Data entries:
********
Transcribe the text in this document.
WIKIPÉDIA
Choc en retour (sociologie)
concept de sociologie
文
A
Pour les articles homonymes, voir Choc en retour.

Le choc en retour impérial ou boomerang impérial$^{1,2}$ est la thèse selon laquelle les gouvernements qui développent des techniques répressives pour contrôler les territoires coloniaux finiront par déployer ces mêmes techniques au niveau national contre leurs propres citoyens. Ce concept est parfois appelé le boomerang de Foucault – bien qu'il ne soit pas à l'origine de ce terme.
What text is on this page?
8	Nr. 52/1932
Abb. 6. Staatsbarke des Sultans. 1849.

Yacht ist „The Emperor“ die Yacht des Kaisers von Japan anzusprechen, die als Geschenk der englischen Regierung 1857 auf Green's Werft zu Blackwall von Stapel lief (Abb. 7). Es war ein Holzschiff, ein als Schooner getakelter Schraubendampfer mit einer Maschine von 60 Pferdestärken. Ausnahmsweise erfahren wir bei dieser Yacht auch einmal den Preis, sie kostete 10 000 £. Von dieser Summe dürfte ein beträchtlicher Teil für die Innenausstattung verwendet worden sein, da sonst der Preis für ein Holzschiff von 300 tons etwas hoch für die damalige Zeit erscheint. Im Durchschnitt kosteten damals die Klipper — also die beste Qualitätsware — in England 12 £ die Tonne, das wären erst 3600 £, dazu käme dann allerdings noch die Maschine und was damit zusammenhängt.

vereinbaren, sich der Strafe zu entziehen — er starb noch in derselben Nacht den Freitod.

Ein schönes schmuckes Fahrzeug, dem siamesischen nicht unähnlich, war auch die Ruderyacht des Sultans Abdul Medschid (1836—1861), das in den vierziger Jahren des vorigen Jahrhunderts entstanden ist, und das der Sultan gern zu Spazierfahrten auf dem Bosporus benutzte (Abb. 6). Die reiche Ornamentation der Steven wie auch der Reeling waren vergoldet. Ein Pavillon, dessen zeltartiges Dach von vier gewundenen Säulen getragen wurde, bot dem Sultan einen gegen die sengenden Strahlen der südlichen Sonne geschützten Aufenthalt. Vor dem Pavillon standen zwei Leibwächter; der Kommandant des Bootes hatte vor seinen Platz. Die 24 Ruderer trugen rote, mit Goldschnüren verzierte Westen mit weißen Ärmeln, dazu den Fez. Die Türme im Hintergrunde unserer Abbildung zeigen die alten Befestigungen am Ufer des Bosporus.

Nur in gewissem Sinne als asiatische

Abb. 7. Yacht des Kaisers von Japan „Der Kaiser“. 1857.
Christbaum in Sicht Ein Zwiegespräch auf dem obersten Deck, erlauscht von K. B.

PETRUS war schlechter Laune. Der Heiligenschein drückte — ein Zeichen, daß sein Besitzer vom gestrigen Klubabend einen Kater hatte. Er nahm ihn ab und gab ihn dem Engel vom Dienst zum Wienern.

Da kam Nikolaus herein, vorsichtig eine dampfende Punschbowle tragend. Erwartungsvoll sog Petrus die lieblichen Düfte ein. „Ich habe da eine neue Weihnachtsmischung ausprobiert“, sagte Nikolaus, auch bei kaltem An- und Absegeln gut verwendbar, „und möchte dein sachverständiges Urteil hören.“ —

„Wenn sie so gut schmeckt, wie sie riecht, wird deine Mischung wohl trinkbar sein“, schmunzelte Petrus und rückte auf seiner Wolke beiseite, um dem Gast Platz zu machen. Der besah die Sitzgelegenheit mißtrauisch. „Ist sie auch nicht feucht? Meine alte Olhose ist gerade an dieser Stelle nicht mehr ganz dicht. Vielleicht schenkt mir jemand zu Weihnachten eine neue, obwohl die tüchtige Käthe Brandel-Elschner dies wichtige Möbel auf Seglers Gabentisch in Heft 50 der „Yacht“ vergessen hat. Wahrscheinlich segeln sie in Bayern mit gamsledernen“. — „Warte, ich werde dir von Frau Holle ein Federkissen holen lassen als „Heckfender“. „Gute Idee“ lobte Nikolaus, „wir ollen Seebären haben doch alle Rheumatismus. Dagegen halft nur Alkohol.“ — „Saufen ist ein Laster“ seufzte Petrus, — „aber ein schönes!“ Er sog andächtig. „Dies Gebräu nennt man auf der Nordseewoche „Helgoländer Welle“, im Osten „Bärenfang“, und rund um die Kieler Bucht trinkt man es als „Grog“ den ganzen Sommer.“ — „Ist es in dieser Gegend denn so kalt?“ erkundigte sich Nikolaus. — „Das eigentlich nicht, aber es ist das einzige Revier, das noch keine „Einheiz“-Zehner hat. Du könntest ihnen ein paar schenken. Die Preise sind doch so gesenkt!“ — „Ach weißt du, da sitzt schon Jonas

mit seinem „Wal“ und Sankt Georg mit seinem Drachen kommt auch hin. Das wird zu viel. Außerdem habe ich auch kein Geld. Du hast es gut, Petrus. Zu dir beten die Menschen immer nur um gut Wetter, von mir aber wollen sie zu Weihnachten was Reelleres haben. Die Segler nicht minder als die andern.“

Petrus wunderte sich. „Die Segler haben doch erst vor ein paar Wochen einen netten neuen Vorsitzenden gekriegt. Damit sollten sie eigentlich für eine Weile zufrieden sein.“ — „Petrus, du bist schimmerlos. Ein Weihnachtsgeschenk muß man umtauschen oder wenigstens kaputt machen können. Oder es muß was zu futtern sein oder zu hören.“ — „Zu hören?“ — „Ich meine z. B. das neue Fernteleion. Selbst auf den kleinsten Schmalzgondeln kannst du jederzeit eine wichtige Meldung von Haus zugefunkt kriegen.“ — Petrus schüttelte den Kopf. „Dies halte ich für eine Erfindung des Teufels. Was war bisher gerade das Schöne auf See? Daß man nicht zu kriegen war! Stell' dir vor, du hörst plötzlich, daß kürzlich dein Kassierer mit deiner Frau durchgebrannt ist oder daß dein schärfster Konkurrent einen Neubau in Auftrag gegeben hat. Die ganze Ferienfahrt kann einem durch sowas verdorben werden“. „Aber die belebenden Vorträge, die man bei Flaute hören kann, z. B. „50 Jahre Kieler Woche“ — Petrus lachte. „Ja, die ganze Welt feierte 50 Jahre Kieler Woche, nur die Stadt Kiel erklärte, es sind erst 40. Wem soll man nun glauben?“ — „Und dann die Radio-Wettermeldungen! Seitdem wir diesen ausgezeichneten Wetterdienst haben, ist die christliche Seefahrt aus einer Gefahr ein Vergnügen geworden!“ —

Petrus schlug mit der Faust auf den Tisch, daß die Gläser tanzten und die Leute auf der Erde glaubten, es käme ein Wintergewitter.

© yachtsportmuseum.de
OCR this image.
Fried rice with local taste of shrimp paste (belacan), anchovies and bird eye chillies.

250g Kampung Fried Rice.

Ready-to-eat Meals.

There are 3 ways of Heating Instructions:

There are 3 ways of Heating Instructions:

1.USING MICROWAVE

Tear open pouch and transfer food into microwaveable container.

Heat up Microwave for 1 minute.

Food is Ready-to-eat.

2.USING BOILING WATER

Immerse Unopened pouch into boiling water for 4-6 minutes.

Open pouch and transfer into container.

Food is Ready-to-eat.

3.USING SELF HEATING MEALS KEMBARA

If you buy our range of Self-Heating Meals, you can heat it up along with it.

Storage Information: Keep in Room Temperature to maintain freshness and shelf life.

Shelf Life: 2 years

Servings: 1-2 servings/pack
********
GIVEN PROBLEM:
Your answer should be a single number: how many lines in the data above include "sociologie"?

EXERCISE RESPONSE:
2